* WHAT IS EXPECTED *
Of the lines below, count those containing the word "puede". Reply with the number alone.

---------- EXERCISE INPUTS ----------

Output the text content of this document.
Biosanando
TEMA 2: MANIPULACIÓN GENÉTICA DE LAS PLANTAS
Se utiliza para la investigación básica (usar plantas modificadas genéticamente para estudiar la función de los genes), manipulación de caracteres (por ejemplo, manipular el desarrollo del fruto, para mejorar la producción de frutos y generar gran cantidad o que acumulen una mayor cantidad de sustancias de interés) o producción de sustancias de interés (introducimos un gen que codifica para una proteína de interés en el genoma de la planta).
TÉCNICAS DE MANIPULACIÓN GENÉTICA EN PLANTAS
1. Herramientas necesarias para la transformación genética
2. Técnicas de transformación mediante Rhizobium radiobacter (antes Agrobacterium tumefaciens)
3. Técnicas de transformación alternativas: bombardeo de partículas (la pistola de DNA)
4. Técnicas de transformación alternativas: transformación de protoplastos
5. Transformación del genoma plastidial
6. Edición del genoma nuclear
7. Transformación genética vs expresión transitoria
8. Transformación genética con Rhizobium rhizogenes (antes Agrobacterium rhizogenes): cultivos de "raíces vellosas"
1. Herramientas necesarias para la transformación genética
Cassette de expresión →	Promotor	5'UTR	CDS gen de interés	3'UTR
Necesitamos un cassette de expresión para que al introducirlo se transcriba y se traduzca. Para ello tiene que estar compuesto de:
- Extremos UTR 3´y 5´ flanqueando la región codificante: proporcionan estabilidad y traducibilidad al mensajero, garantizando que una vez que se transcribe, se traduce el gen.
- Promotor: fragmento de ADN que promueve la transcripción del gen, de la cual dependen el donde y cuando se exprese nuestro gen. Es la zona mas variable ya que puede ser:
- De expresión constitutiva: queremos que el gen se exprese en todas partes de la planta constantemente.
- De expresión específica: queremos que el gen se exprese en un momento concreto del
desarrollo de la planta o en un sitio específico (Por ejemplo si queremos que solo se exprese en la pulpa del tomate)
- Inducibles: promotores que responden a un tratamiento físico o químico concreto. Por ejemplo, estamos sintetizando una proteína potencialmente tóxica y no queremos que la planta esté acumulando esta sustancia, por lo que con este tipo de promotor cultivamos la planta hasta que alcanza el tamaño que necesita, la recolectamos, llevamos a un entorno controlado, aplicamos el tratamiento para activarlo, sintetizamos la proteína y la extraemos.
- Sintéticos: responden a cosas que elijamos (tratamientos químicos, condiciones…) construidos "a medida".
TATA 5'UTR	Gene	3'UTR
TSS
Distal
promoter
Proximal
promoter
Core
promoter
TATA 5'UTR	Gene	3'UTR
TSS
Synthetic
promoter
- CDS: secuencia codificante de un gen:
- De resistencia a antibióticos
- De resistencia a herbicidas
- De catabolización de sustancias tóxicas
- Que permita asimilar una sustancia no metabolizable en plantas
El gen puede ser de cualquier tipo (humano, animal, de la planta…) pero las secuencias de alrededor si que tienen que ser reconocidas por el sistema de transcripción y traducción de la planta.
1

----------
---------- EXERCISE INPUTS ----------

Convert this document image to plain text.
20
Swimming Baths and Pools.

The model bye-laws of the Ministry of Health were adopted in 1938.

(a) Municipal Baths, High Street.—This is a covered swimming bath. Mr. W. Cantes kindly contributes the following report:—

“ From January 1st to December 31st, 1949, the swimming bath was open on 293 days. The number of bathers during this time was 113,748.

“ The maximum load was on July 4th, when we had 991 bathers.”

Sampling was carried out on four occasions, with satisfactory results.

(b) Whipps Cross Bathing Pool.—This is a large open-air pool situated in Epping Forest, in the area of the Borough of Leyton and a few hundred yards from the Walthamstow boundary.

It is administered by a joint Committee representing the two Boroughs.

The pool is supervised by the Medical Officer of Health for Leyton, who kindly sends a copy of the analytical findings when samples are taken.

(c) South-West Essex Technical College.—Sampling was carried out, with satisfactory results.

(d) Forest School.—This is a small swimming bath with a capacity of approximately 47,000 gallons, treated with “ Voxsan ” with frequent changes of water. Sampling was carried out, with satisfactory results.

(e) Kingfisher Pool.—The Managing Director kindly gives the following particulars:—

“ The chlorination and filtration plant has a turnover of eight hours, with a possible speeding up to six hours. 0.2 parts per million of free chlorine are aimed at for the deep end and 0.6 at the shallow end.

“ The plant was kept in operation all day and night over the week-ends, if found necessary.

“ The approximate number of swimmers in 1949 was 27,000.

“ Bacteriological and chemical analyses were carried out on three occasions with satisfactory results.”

----------

* FINISHED TASK *
2